Using the listing beneath this task, count the lines with the word "Wahlmodule" and write only the result.
——————
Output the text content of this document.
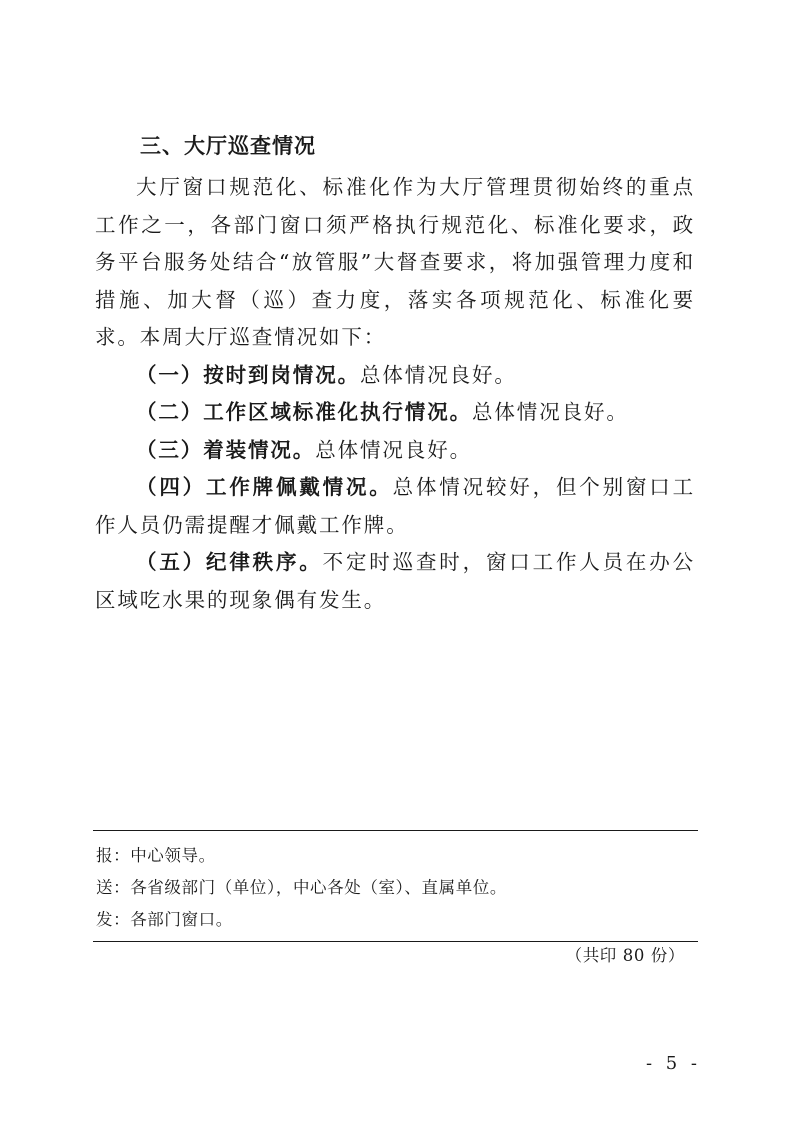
三、大厅巡查情况

大厅窗口规范化、标准化作为大厅管理贯彻始终的重点工作之一，各部门窗口须严格执行规范化、标准化要求，政务平台服务处结合“放管服”大督查要求，将加强管理力度和措施、加大督（巡）查力度，落实各项规范化、标准化要求。本周大厅巡查情况如下：

（一）按时到岗情况。总体情况良好。

（二）工作区域标准化执行情况。总体情况良好。

（三）着装情况。总体情况良好。

（四）工作牌佩戴情况。总体情况较好，但个别窗口工作人员仍需提醒才佩戴工作牌。

（五）纪律秩序。不定时巡查时，窗口工作人员在办公区域吃水果的现象偶有发生。

报：中心领导。

送：各省级部门（单位），中心各处（室）、直属单位。

发：各部门窗口。

（共印 80 份）
- 5 -
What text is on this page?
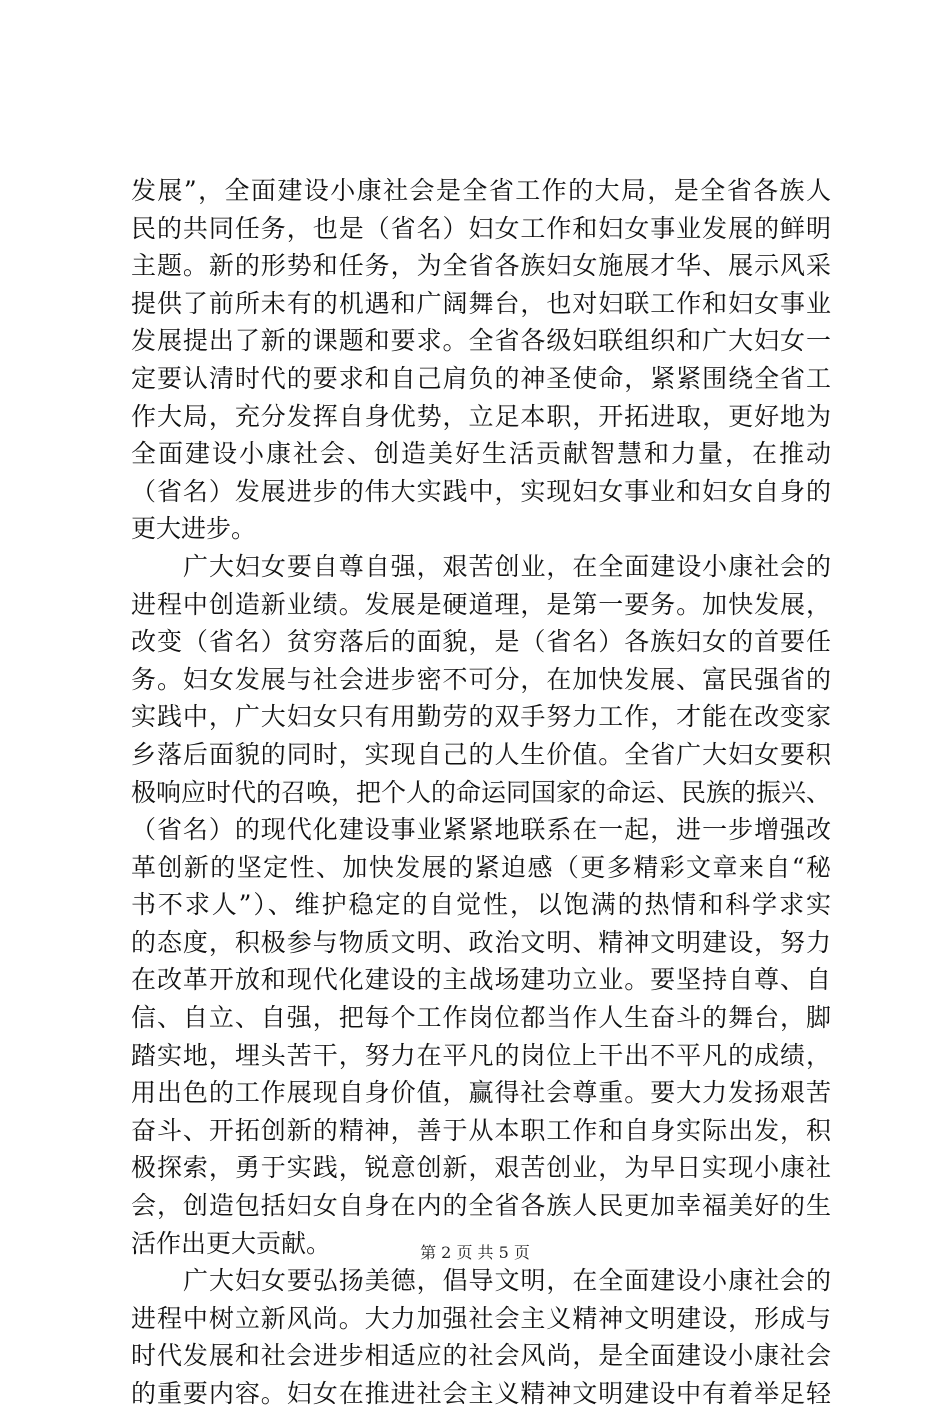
发展”，全面建设小康社会是全省工作的大局，是全省各族人
民的共同任务，也是（省名）妇女工作和妇女事业发展的鲜明
主题。新的形势和任务，为全省各族妇女施展才华、展示风采
提供了前所未有的机遇和广阔舞台，也对妇联工作和妇女事业
发展提出了新的课题和要求。全省各级妇联组织和广大妇女一
定要认清时代的要求和自己肩负的神圣使命，紧紧围绕全省工
作大局，充分发挥自身优势，立足本职，开拓进取，更好地为
全面建设小康社会、创造美好生活贡献智慧和力量，在推动
（省名）发展进步的伟大实践中，实现妇女事业和妇女自身的
更大进步。
广大妇女要自尊自强，艰苦创业，在全面建设小康社会的
进程中创造新业绩。发展是硬道理，是第一要务。加快发展，
改变（省名）贫穷落后的面貌，是（省名）各族妇女的首要任
务。妇女发展与社会进步密不可分，在加快发展、富民强省的
实践中，广大妇女只有用勤劳的双手努力工作，才能在改变家
乡落后面貌的同时，实现自己的人生价值。全省广大妇女要积
极响应时代的召唤，把个人的命运同国家的命运、民族的振兴、
（省名）的现代化建设事业紧紧地联系在一起，进一步增强改
革创新的坚定性、加快发展的紧迫感（更多精彩文章来自“秘
书不求人”）、维护稳定的自觉性，以饱满的热情和科学求实
的态度，积极参与物质文明、政治文明、精神文明建设，努力
在改革开放和现代化建设的主战场建功立业。要坚持自尊、自
信、自立、自强，把每个工作岗位都当作人生奋斗的舞台，脚
踏实地，埋头苦干，努力在平凡的岗位上干出不平凡的成绩，
用出色的工作展现自身价值，赢得社会尊重。要大力发扬艰苦
奋斗、开拓创新的精神，善于从本职工作和自身实际出发，积
极探索，勇于实践，锐意创新，艰苦创业，为早日实现小康社
会，创造包括妇女自身在内的全省各族人民更加幸福美好的生
活作出更大贡献。
广大妇女要弘扬美德，倡导文明，在全面建设小康社会的
进程中树立新风尚。大力加强社会主义精神文明建设，形成与
时代发展和社会进步相适应的社会风尚，是全面建设小康社会
的重要内容。妇女在推进社会主义精神文明建设中有着举足轻
第 2 页 共 5 页
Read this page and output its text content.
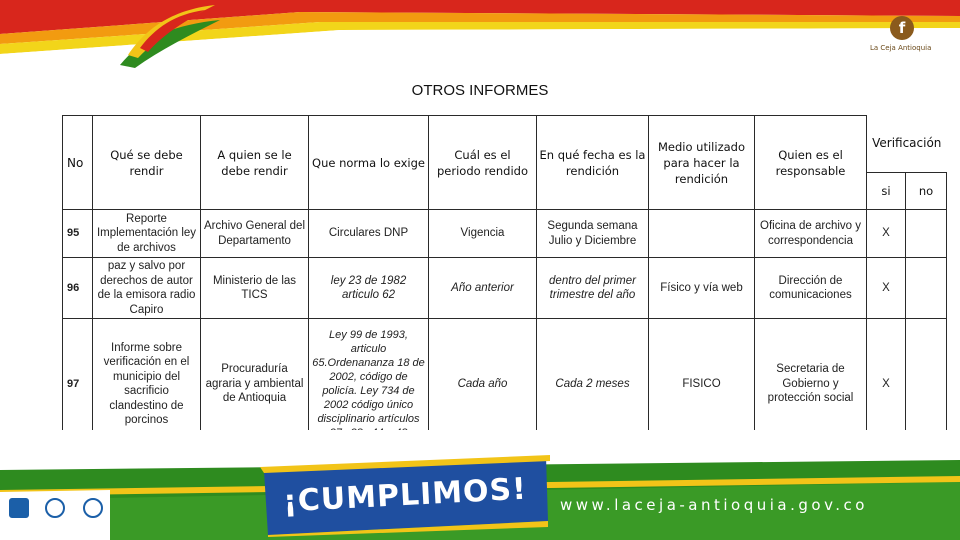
f
La Ceja Antioquia
OTROS INFORMES
No	Qué se debe rendir	A quien se le debe rendir	Que norma lo exige	Cuál es el periodo rendido	En qué fecha es la rendición	Medio utilizado para hacer la rendición	Quien es el responsable	Verificación	
								si	no
95	Reporte Implementación ley de archivos	Archivo General del Departamento	Circulares DNP	Vigencia	Segunda semana Julio y Diciembre		Oficina de archivo y correspondencia	X	
96	paz y salvo por derechos de autor de la emisora radio Capiro	Ministerio de las TICS	ley 23 de 1982 articulo 62	Año anterior	dentro del primer trimestre del año	Físico y vía web	Dirección de comunicaciones	X	
97	Informe sobre verificación en el municipio del sacrificio clandestino de porcinos	Procuraduría agraria y ambiental de Antioquia	Ley 99 de 1993, articulo 65.Ordenananza 18 de 2002, código de policía. Ley 734 de 2002 código único disciplinario artículos	Cada año	Cada 2 meses	FISICO	Secretaria de Gobierno y protección social	X	
¡CUMPLIMOS!	www.laceja-antioquia.gov.co
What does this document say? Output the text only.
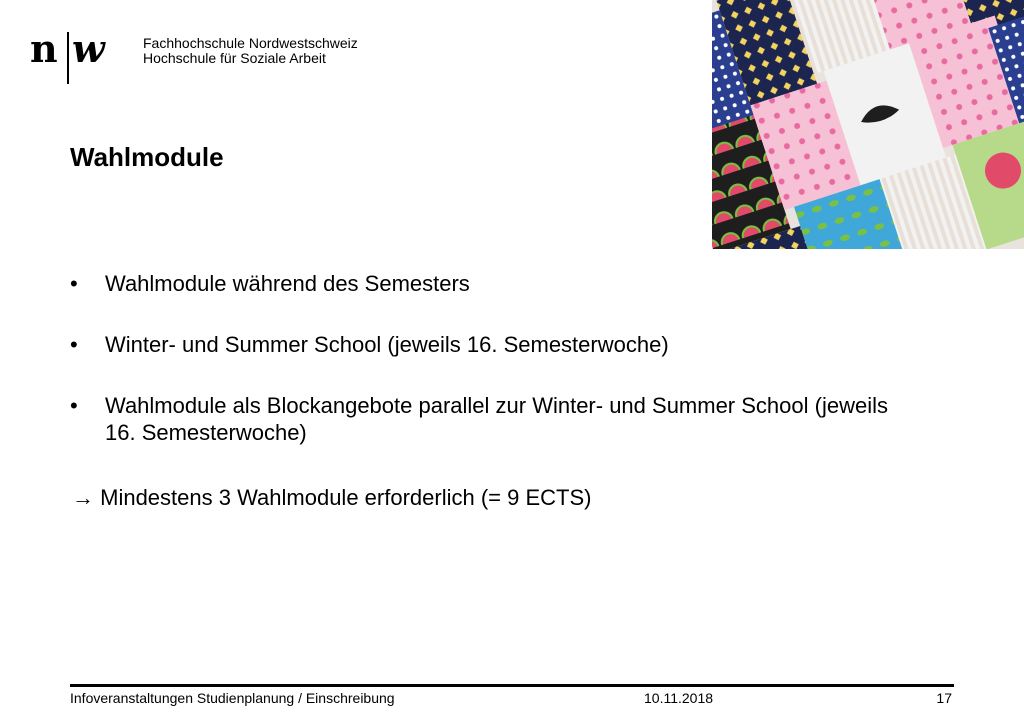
n w	Fachhochschule Nordwestschweiz
Hochschule für Soziale Arbeit
Wahlmodule
• Wahlmodule während des Semesters
• Winter- und Summer School (jeweils 16. Semesterwoche)
• Wahlmodule als Blockangebote parallel zur Winter- und Summer School (jeweils 16. Semesterwoche)
→ Mindestens 3 Wahlmodule erforderlich (= 9 ECTS)
Infoveranstaltungen Studienplanung / Einschreibung	10.11.2018	17
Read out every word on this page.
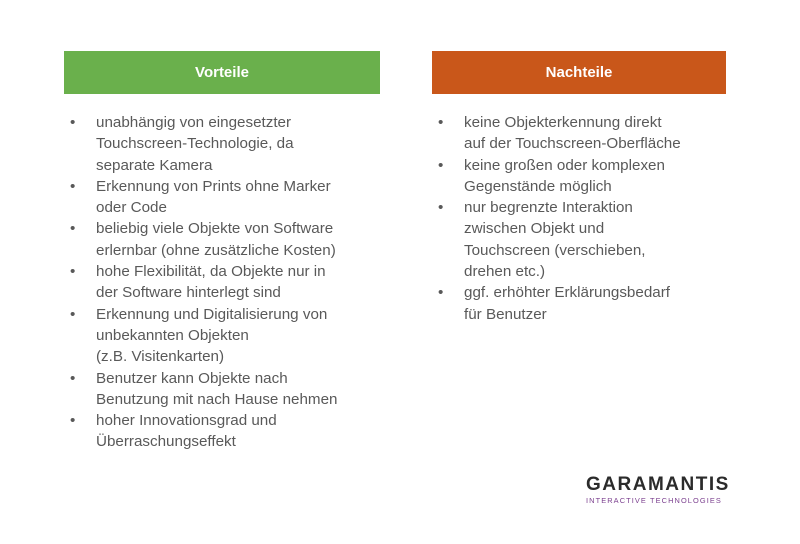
Vorteile
• unabhängig von eingesetzter
Touchscreen-Technologie, da
separate Kamera
• Erkennung von Prints ohne Marker
oder Code
• beliebig viele Objekte von Software
erlernbar (ohne zusätzliche Kosten)
• hohe Flexibilität, da Objekte nur in
der Software hinterlegt sind
• Erkennung und Digitalisierung von
unbekannten Objekten
(z.B. Visitenkarten)
• Benutzer kann Objekte nach
Benutzung mit nach Hause nehmen
• hoher Innovationsgrad und
Überraschungseffekt
Nachteile
• keine Objekterkennung direkt
auf der Touchscreen-Oberfläche
• keine großen oder komplexen
Gegenstände möglich
• nur begrenzte Interaktion
zwischen Objekt und
Touchscreen (verschieben,
drehen etc.)
• ggf. erhöhter Erklärungsbedarf
für Benutzer
GARAMANTIS
INTERACTIVE TECHNOLOGIES
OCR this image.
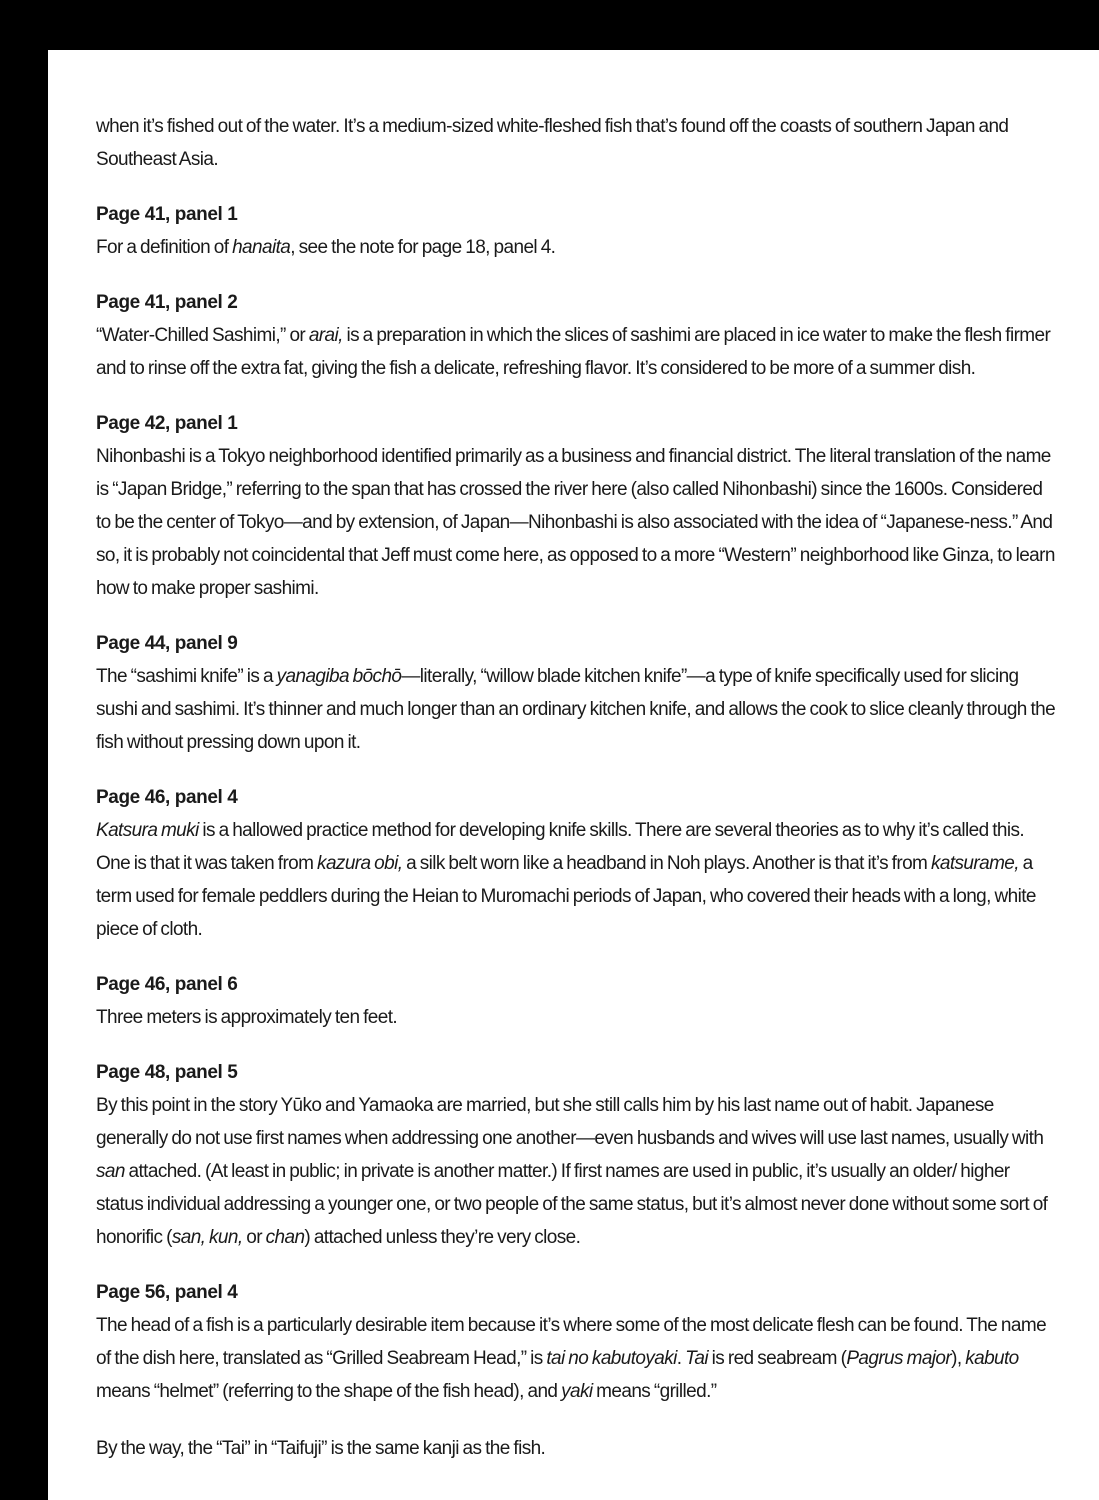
when it’s fished out of the water. It’s a medium-sized white-fleshed fish that’s found off the coasts of southern Japan and Southeast Asia.

Page 41, panel 1

For a definition of hanaita, see the note for page 18, panel 4.

Page 41, panel 2

“Water-Chilled Sashimi,” or arai, is a preparation in which the slices of sashimi are placed in ice water to make the flesh firmer and to rinse off the extra fat, giving the fish a delicate, refreshing flavor. It’s considered to be more of a summer dish.

Page 42, panel 1

Nihonbashi is a Tokyo neighborhood identified primarily as a business and financial district. The literal translation of the name is “Japan Bridge,” referring to the span that has crossed the river here (also called Nihonbashi) since the 1600s. Considered to be the center of Tokyo—and by extension, of Japan—Nihonbashi is also associated with the idea of “Japanese-ness.” And so, it is probably not coincidental that Jeff must come here, as opposed to a more “Western” neighborhood like Ginza, to learn how to make proper sashimi.

Page 44, panel 9

The “sashimi knife” is a yanagiba bōchō—literally, “willow blade kitchen knife”—a type of knife specifically used for slicing sushi and sashimi. It’s thinner and much longer than an ordinary kitchen knife, and allows the cook to slice cleanly through the fish without pressing down upon it.

Page 46, panel 4

Katsura muki is a hallowed practice method for developing knife skills. There are several theories as to why it’s called this. One is that it was taken from kazura obi, a silk belt worn like a headband in Noh plays. Another is that it’s from katsurame, a term used for female peddlers during the Heian to Muromachi periods of Japan, who covered their heads with a long, white piece of cloth.

Page 46, panel 6

Three meters is approximately ten feet.

Page 48, panel 5

By this point in the story Yūko and Yamaoka are married, but she still calls him by his last name out of habit. Japanese generally do not use first names when addressing one another—even husbands and wives will use last names, usually with san attached. (At least in public; in private is another matter.) If first names are used in public, it’s usually an older/ higher status individual addressing a younger one, or two people of the same status, but it’s almost never done without some sort of honorific (san, kun, or chan) attached unless they’re very close.

Page 56, panel 4

The head of a fish is a particularly desirable item because it’s where some of the most delicate flesh can be found. The name of the dish here, translated as “Grilled Seabream Head,” is tai no kabutoyaki. Tai is red seabream (Pagrus major), kabuto means “helmet” (referring to the shape of the fish head), and yaki means “grilled.”

By the way, the “Tai” in “Taifuji” is the same kanji as the fish.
——————
### FULL SOLUTION:
4